## DIRECTIONS FOR THIS TASK
Give back the full material, exactly as it reads.

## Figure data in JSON
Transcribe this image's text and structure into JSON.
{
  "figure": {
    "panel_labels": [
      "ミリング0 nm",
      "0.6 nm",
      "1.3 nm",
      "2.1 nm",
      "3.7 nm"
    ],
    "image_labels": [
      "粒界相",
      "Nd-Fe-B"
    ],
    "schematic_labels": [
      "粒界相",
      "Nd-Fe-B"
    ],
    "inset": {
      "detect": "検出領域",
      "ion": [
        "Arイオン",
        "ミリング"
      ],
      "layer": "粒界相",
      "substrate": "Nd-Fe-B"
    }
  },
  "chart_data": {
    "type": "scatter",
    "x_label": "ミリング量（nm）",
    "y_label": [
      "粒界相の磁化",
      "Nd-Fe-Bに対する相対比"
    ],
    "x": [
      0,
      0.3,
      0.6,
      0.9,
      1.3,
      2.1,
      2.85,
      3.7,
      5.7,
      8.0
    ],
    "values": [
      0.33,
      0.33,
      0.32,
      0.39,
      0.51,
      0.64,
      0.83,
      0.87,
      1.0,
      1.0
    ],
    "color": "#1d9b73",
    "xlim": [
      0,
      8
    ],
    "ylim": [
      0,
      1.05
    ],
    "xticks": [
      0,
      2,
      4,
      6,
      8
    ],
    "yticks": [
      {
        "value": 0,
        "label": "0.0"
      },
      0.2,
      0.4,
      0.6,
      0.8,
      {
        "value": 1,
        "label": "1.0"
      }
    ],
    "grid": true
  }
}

## SOLUTION FOR THIS TASK
Transcribe this image's text and structure into JSON.
{
  "figure": {
    "panel_labels": [
      "ミリング0 nm",
      "0.6 nm",
      "1.3 nm",
      "2.1 nm",
      "3.7 nm"
    ],
    "image_labels": [
      "粒界相",
      "Nd-Fe-B"
    ],
    "schematic_labels": [
      "粒界相",
      "Nd-Fe-B"
    ],
    "inset": {
      "detect": "検出領域",
      "ion": [
        "Arイオン",
        "ミリング"
      ],
      "layer": "粒界相",
      "substrate": "Nd-Fe-B"
    }
  },
  "chart_data": {
    "type": "scatter",
    "x_label": "ミリング量（nm）",
    "y_label": [
      "粒界相の磁化",
      "Nd-Fe-Bに対する相対比"
    ],
    "x": [
      0,
      0.3,
      0.6,
      0.9,
      1.3,
      2.1,
      2.85,
      3.7,
      5.7,
      8.0
    ],
    "values": [
      0.33,
      0.33,
      0.32,
      0.39,
      0.51,
      0.64,
      0.83,
      0.87,
      1.0,
      1.0
    ],
    "color": "#1d9b73",
    "xlim": [
      0,
      8
    ],
    "ylim": [
      0,
      1.05
    ],
    "xticks": [
      0,
      2,
      4,
      6,
      8
    ],
    "yticks": [
      {
        "value": 0,
        "label": "0.0"
      },
      0.2,
      0.4,
      0.6,
      0.8,
      {
        "value": 1,
        "label": "1.0"
      }
    ],
    "grid": true
  }
}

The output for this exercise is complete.